摘要
Chronic severe fatigue is a disabling comorbidity in autoimmune diseases such as systemic lupus erythematosus (SLE), primary Sjögren's syndrome (pSS), and multiple sclerosis (MS), sharing highly homologous underlying mechanisms characterized by neuro-immune microenvironment abnormalities and proinflammatory cytokine network cascade activation. Using MS—a classic central autoimmune disease—as a translational research model, this study aimed to quantify and prioritize the main effects of diverse exercise modalities and workload intensities on immune-mediated fatigue via network meta-analysis (NMA), thereby providing high-level evidence for targeted non-pharmacological interventions and personalized rehabilitation prescriptions in rheumatology.
Adhering to the PRISMA-NMA statement, a systematic search of core databases was conducted for randomized controlled trials (RCTs) concerning exercise interventions for immune-related fatigue. Following rigorous quality control and data extraction, 37 high-quality RCTs comprising 43 independent intervention arms and a total of 2,112 patients were included. A frequentist NMA model was employed to deconstruct interventions into 11 topological nodes: multicomponent training (SCT, and its moderate/high-workload subgroups SCT_M, SCT_H), resistance training (RES, and its subgroups RES_M, RES_H), high-intensity interval training (HIT), aerobic training (CAT), general rehabilitation (REH), mind-body interventions (YOP), and passive control (PC). Effect sizes were evaluated using standardized mean differences (SMD) and 95% confidence intervals (CIs). The P-score was utilized to quantify the cumulative probability of each node being the optimal intervention, and publication bias was assessed using comparison-adjusted funnel plots and Egger's regression test.

Data shown:
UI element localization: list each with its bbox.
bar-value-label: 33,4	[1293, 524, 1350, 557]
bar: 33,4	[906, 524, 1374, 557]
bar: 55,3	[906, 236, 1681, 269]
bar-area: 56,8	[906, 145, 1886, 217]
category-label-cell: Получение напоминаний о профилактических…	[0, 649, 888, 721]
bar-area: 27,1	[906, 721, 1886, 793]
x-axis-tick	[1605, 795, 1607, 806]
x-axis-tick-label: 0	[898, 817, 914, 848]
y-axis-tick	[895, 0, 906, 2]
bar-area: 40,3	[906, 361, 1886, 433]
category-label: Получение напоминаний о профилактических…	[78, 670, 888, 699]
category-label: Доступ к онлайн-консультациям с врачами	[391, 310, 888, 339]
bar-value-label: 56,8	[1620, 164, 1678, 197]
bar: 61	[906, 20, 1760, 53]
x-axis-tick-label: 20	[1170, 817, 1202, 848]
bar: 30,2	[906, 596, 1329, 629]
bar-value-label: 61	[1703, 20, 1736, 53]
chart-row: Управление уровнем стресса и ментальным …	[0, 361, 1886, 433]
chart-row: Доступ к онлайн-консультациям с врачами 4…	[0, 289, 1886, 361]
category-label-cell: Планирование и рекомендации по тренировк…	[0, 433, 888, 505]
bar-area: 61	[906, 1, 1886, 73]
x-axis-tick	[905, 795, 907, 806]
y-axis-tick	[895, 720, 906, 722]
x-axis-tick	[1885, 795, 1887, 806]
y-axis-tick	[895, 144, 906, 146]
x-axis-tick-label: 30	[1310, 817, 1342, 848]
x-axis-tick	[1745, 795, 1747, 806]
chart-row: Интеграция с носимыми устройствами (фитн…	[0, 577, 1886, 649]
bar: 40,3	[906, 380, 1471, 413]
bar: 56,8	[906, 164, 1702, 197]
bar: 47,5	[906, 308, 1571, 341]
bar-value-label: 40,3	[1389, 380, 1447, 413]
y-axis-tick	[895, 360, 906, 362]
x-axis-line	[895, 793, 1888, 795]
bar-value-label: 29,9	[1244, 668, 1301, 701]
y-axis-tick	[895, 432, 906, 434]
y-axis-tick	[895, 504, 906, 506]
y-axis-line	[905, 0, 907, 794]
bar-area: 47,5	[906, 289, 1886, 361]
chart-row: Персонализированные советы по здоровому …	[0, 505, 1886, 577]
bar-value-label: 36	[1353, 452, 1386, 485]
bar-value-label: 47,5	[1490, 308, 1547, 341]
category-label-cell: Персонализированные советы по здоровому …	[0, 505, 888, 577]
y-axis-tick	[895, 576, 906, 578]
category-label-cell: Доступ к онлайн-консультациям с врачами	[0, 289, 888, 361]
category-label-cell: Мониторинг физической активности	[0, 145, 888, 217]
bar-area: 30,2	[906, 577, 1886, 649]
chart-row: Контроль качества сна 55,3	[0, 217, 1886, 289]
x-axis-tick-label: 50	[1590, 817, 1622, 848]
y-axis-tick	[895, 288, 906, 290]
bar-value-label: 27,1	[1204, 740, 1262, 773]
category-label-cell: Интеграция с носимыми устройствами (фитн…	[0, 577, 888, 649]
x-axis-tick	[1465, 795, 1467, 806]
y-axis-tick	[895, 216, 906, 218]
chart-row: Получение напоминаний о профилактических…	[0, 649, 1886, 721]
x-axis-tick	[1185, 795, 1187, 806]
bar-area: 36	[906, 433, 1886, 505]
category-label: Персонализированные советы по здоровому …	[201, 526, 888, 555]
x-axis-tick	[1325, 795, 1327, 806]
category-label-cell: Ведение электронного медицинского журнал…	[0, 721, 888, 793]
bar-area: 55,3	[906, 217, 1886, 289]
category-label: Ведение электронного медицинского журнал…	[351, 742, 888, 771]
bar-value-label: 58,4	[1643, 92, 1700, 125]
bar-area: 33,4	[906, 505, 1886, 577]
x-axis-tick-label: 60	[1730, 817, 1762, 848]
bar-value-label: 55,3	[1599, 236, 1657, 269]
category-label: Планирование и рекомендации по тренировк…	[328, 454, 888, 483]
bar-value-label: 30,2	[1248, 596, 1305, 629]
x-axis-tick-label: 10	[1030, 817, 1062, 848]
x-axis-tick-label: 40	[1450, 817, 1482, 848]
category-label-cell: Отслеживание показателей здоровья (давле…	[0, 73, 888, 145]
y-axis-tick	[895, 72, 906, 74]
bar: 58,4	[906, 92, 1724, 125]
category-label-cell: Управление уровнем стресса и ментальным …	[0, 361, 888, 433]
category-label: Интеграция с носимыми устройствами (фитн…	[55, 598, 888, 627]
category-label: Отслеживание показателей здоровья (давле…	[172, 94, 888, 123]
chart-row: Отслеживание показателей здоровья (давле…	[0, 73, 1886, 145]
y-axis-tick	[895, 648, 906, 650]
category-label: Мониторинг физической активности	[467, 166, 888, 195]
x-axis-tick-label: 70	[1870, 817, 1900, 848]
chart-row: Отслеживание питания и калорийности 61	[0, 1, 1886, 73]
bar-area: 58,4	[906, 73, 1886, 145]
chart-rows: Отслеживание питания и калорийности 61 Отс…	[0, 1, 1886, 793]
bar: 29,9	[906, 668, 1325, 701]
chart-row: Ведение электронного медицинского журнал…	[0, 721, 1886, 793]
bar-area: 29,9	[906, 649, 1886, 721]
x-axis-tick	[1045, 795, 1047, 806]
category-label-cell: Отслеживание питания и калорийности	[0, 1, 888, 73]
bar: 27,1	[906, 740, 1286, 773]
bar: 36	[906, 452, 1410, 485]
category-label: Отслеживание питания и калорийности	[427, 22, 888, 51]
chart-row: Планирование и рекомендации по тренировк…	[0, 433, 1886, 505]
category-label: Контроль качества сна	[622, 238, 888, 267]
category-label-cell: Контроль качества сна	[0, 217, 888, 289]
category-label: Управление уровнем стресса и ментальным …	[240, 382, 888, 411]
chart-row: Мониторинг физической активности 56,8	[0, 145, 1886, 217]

Work request 1: Please list every autoimmune disease that the abstract on exercise and immune-mediated fatigue names, giving each with its abbreviation.
Work request 2: Write the next part of the abstract on exercise and immune-mediated fatigue, picking up after its final sentence on publication bias.

Final answer 1:
systemic lupus erythematosus (SLE)
primary Sjögren's syndrome (pSS)
multiple sclerosis (MS)

Final answer 2:
Based on the baseline and endpoint data of 2,112 patients, an 11-node closed-loop network with PC as the reference baseline was successfully constructed. Pooled effect size analysis demonstrated that, compared to PC, moderate-intensity multicomponent training (SCT_M) exhibited the most significant and robust main effect in fatigue improvement (SMD = -0.50, 95% CI [-0.87, -0.14]); overall multicomponent training (SCT) also showed strong statistical significance (SMD = -0.56, 95% CI [-0.86, -0.27]), with the point estimates for CAT, REH, YOP, and baseline RES ranging from -0.30 to -0.35. Spatial ranking via the P-score cumulative probability model established SCT (0.878), SCT_M (0.786), and HIT (0.703) as the top recommended tier. Subgroup analysis further revealed a non-linear dose-response characteristic regarding exercise workload intensity, where moderate-workload SCT_M significantly outperformed high-workload SCT_H (P-score: 0.786 vs 0.509). Crucially, the effect size for high-intensity single-muscle-group resistance training (RES_H) failed to reach statistical significance (SMD = -0.11, 95% CI widely crossing the line of no effect), and its P-score (0.222) approached that of the control group (0.074), indicating that stress workloads exceeding the threshold may exacerbate autoimmune decompensation and central fatigue. Furthermore, the adjusted funnel plot displayed excellent symmetry, and Egger's test yielded p = 0.9381, indicating that the current network model is devoid of significant confounding by small-study effects or publication bias, ensuring robust global consistency.
For autoimmune-mediated chronic fatigue, different exercise modalities and intensities present significant clinical heterogeneity and non-linear dose-response relationships. Moderate-intensity multicomponent training (SCT_M) yields the optimal benefit-risk profile; conversely, excessively high-workload interventions (e.g., high-intensity resistance) may induce adverse immune stress, leading to diminished therapeutic efficacy. The concept of an "immune-exercise workload adaptive window" distilled from this MS model provides critical, translational evidence-based support for developing precision rehabilitation guidelines for chronic fatigue in rheumatologic conditions like SLE and pSS.